### [WRITTEN TASK 1]
In the forum thread about favorite John Gierach books, how many of his books does flyrodder46 say they own?
### [WRITTEN TASK 2]
Extend the forum thread about favorite John Gierach books past its final post.

# Favorite book by John Gierach



## marble eye master (Apr 16, 2018)

Have not picked up any of his books, everyone says they are good. What is your favorite and why


----------



## Honyuk96 (Nov 21, 2014)

They are all excellent, his humor is awesome. I like Sex, Death and Fly Fishing. The View From Rat Lake is another favorite. It's all good


----------



## MIoutdoorsjunkie (Oct 11, 2006)

John is a great writer. My Favorite is "Death, taxes and leaky waders". Just for the humor alone. I think one of the first chapters or short stories is "Camp Coffee".. One of my favorites!


----------



## PunyTrout (Mar 23, 2007)

I haven't read any of Gierach's stuff. I was just thinking about him the other day though and am also curious as to what others would recommend.

A forum member recently sent me a copy of Wanderings of a Trout Bum by Jon de Bleaux. I've been sipping it for a few weeks now getting ready for the new trout season.


----------



## MIoutdoorsjunkie (Oct 11, 2006)

PunyTrout said:


> I haven't read any of Gierach's stuff. I was just thinking about him the other day though and am also curious as to what others would recommend.
> 
> A forum member recently sent me a copy of Wanderings of a Trout Bum by Jon de Bleaux. I've been sipping it for a few weeks now getting ready for the new trout season.


Anyone that has ever fly-fished for trout is missing out by not reading some of Gierach's stuff. Super witty guy with knack for story telling. Highly recommended.


----------



## MIoutdoorsjunkie (Oct 11, 2006)

"What are you up to?", Ed asked wryly, watching A.K. pour his coffee beneath a bush near the edge of the stream.

"He's gone to take a crap", A.K. nodded towards the trail leading downstream, "The only reason I ever drank this stuff is cause he's so damned earnest about the ritual. But today's is just too putrid to stomach."

Ed shuffles over to A.K. and begins to pour his out too.

"Not all of it!", A.K. said with alarm, "just most of it. You gotta leave some in your cup or he'll just pour you another."

Ed returned to his seat scowling down at the black slurry in his cup.

"I regret the day I taught him to make the stuff", A.K. muttered looking into the battered tin cup.

"For years I was the one who made the coffee", he sighed, "My pot was perfect and I didn't buy the cheap grounds. I'm not one of those mocha-latte-half-caff lightweights but I doubt that cheap stuff he buys is really coffee."

"And you're supposed to put two handfuls of coffee in. Sometimes his coffee is weak but mostly it's too strong. I think his hands are misshapen. Or maybe he can't count."

Ed nodded. Countless memories of lousy, gut-burning coffee rose to the surface.

"The damn coffee was my ritual." A.K. sulked.

Light footsteps on the forest floor drew their attention. John returned to the clearing and flipped the crushed roll of toilet paper on top of his rucksack.

"Another cup boys?"


----------



## PunyTrout (Mar 23, 2007)

I ended up stopping by a local used book store and they had two of his books. I picked up both of them. I'll get to reading them in a little while.

Thanks.


----------



## flyrodder46 (Dec 31, 2011)

PT, you will never regret picking them up. I have three of his books, and reread them every couple of years, each time I read them I find another tidbit that I had forgotten about.

### [DATA ENTRIES]
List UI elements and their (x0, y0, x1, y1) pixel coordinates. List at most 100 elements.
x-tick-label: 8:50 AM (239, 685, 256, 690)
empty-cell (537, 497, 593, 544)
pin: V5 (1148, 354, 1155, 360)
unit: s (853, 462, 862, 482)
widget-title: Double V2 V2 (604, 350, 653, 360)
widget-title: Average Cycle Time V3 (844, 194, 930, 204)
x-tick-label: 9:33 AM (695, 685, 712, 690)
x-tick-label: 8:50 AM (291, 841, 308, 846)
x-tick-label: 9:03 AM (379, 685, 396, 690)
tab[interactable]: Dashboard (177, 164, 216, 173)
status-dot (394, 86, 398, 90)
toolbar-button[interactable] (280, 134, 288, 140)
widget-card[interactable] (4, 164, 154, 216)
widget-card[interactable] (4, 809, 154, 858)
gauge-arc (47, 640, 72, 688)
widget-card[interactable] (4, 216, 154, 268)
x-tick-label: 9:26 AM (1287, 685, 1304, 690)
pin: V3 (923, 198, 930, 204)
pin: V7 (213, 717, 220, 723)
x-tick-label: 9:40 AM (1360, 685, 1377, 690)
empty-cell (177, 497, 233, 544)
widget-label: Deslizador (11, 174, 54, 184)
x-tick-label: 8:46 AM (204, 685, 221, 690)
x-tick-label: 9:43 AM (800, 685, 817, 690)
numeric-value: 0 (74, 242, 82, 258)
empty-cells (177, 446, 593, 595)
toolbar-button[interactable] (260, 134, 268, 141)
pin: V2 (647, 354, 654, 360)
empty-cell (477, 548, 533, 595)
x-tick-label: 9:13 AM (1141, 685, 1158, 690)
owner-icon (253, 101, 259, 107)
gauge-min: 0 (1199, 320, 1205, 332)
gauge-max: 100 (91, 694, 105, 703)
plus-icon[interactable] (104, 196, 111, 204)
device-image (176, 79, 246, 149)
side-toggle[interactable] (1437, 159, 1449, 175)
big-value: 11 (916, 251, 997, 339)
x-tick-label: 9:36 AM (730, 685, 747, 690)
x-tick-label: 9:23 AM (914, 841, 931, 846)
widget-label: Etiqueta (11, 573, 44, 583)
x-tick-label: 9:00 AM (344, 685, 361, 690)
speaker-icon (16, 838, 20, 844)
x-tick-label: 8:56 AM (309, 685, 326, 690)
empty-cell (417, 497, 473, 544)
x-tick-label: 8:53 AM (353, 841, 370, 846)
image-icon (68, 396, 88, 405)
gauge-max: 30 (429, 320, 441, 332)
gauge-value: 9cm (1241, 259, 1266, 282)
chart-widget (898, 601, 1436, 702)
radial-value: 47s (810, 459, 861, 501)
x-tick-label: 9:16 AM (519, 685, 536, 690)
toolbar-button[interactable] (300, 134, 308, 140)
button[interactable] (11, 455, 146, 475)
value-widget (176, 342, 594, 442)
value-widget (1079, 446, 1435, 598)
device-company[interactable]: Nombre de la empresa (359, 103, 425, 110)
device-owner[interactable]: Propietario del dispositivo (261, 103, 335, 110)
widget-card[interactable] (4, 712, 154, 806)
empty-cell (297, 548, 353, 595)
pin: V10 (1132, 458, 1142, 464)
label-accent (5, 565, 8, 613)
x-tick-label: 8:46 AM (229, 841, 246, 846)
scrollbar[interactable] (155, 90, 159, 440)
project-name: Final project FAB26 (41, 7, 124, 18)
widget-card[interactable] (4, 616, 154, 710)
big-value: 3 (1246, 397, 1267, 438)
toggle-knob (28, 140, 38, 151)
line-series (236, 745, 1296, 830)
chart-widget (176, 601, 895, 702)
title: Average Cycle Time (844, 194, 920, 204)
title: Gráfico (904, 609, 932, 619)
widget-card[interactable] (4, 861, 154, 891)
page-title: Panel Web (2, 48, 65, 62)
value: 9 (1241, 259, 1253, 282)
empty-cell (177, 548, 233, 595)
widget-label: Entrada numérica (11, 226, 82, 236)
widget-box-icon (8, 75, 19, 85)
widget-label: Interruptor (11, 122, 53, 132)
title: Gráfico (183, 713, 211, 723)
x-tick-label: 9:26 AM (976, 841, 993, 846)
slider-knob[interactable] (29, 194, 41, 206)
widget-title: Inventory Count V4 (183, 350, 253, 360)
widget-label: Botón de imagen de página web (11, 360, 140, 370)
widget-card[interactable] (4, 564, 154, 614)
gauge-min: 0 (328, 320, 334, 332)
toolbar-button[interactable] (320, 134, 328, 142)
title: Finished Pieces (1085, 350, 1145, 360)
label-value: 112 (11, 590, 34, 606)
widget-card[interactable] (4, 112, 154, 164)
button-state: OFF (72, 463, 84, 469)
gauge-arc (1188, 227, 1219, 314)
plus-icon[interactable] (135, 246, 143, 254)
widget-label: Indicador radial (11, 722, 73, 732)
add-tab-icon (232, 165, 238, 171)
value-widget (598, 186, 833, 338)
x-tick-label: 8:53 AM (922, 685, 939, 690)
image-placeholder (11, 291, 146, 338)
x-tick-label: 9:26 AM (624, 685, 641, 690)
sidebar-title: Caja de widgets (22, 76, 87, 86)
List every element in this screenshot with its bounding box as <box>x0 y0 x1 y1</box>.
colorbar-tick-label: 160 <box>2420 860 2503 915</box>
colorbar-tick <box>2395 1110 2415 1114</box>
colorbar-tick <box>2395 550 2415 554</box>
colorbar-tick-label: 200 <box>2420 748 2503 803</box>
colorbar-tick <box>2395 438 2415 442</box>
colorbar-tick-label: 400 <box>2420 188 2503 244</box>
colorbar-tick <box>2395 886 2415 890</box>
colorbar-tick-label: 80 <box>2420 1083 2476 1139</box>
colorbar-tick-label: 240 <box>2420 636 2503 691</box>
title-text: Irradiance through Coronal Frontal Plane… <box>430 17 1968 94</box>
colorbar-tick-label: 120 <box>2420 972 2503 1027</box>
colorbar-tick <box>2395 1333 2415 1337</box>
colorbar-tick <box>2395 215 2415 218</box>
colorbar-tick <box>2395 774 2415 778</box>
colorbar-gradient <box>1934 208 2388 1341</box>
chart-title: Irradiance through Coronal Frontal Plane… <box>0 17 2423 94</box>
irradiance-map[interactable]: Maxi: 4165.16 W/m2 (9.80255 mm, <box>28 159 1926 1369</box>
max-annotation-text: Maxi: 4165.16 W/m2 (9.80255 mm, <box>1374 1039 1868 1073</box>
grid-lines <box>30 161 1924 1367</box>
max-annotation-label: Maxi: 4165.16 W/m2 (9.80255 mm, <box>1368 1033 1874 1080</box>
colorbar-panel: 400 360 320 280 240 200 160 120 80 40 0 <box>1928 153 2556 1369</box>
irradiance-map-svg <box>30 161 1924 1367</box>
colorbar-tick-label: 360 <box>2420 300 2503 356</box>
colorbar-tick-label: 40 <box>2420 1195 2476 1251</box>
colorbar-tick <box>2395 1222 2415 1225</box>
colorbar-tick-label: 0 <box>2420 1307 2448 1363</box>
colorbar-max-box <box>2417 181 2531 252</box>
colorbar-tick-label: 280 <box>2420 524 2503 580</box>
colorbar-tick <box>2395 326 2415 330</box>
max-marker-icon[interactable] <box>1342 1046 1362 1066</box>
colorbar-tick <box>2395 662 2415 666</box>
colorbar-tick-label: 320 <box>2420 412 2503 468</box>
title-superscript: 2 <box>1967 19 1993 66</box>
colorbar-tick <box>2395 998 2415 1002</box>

### [EXPECTED OUTPUT 1]
Three.

### [EXPECTED OUTPUT 2]
----------



## BigPine (Feb 18, 2018)

John Gierach is great. I’d suggest Trout Bum, his first. Also, he’s got a book on bamboo rods that is a good read. 


Sent from my iPhone using Michigan Sportsman mobile app


----------



## Shoeman (Aug 26, 2000)

I scored "Even Brook Trout get the blues"

Have yet to read it though


----------



## mfs686 (Mar 15, 2007)

I'm reading "All Fishermen are Liars" right now. About half way through it and no mention of any lies. Unless of course every story is and he made them all up.


----------



## subocto (Feb 21, 2003)

John Gierach is great! My father just got me his latest book, "A Flyrod of Your Own" for my birthday earlier this month and im almost finished with it. It is a great book full of little stories about fishing and his life in the fishing business. Trout Bum was the first one I read and is still his best work IMO.


----------



## lodge lounger (Sep 16, 2005)

Hey thanks for this post Marble Eye! I thought I had all Gierach's stuff but a cruise through Amazon showed me four I'm missing. Obviously I consider him a pretty fair author and will fill out the collection forthwith.


----------



## DrMeyer (Jun 14, 2017)

I like pretty much all of them, burt I find myself paging through "Good Flies, and how they got that way." A good treatise on what makes a successful, and useful pattern. 

If you want to dive deep - "A.K.'s Flybox" by AK Best - lots of good info, and some good stories to go along with it.


----------



## anon09082020 (Oct 27, 2011)

http://www.themeateater.com/podcasts/ep-092-john-gierach/

good podcast with him and rinella. worth a listen.


----------



## PunyTrout (Mar 23, 2007)

thefishyscent said:


> http://www.themeateater.com/podcasts/ep-092-john-gierach/
> 
> good podcast with him and rinella. worth a listen.


A very enjoyable podcast. Thank you for sharing the link.


----------



## Jackster1 (Aug 17, 2001)

You owe it to yourselves as Michiganders to read Trout Madness and Trout Magic by Robert Traver. There are a lot of similarities between his writing and Gierach's including bamboo rods, lots of bush whacking, and bourbon out of a tin cup instead of coffee.
Traver's books cam out decades before Gierach's but both are treasures for sure.
Note the covers on the two Gierach books below.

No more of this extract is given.